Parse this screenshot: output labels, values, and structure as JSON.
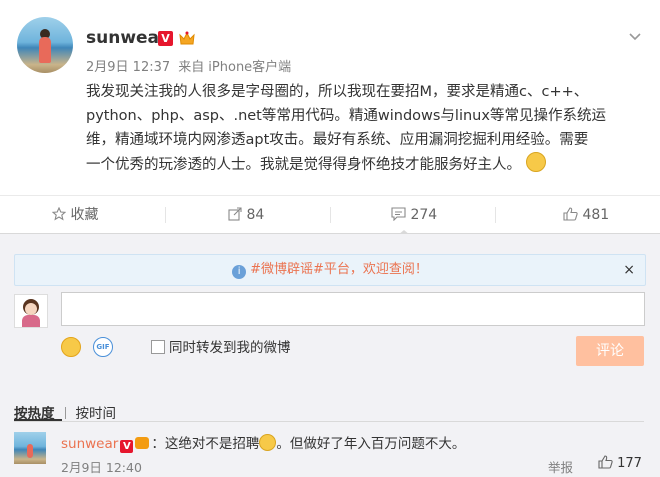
{
  "post": {
    "username": "sunwear",
    "verified_badge": "V",
    "time": "2月9日 12:37",
    "source_prefix": "来自",
    "source": "iPhone客户端",
    "more_icon": "chevron-down-icon",
    "content_lines": [
      "我发现关注我的人很多是字母圈的，所以我现在要招M，要求是精通c、c++、",
      "python、php、asp、.net等常用代码。精通windows与linux等常见操作系统运",
      "维，精通域环境内网渗透apt攻击。最好有系统、应用漏洞挖掘利用经验。需要",
      "一个优秀的玩渗透的人士。我就是觉得得身怀绝技才能服务好主人。"
    ]
  },
  "actions": {
    "favorite": "收藏",
    "repost": "84",
    "comment": "274",
    "like": "481"
  },
  "comment_box": {
    "notice": "#微博辟谣#平台，欢迎查阅！",
    "close": "×",
    "placeholder": "",
    "also_repost": "同时转发到我的微博",
    "submit": "评论"
  },
  "sort": {
    "by_heat": "按热度",
    "by_time": "按时间"
  },
  "comments": [
    {
      "user": "sunwear",
      "text_a": "：这绝对不是招聘",
      "text_b": "。但做好了年入百万问题不大。",
      "time": "2月9日 12:40",
      "report": "举报",
      "likes": "177"
    }
  ],
  "colors": {
    "accent": "#eb7350",
    "submit_disabled": "#ffc09f",
    "notice_bg": "#eaf3fa",
    "verified": "#e6162d"
  }
}
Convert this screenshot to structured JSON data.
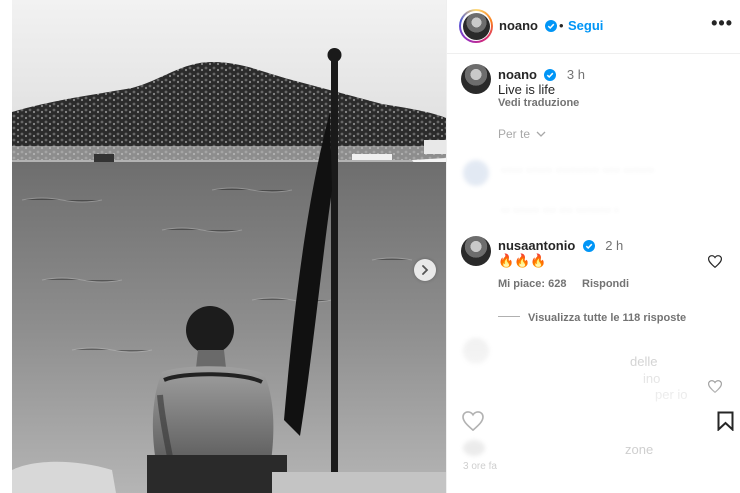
{
  "post": {
    "author": "noano",
    "follow_label": "Segui",
    "separator": "•"
  },
  "caption": {
    "author": "noano",
    "time": "3 h",
    "text": "Live is life",
    "translate_label": "Vedi traduzione",
    "sort_label": "Per te"
  },
  "comments": [
    {
      "author": "nusaantonio",
      "time": "2 h",
      "text": "🔥🔥🔥",
      "likes_label": "Mi piace: 628",
      "reply_label": "Rispondi",
      "view_replies_label": "Visualizza tutte le 118 risposte"
    }
  ],
  "obscured": {
    "line1": "····· ······ ·········· ···· ·······",
    "line2": "·· ······ ··· ··· ········ ·",
    "snippet1": "delle",
    "snippet2": "ino",
    "snippet3": "per io",
    "bottom_snippet": "zone",
    "bottom_time": "3 ore fa"
  },
  "colors": {
    "accent": "#0095f6",
    "verified": "#0095f6",
    "text": "#262626",
    "muted": "#737373"
  },
  "icons": [
    "verified-icon",
    "more-options-icon",
    "heart-icon",
    "bookmark-icon",
    "chevron-right-icon",
    "chevron-down-icon"
  ]
}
######
## [Task description]
Copy out every line with the word "screenshot".

## [Answer in full]
Parse this screenshot: output labels, values, and structure as JSON.
Convert this screenshot to structured JSON data.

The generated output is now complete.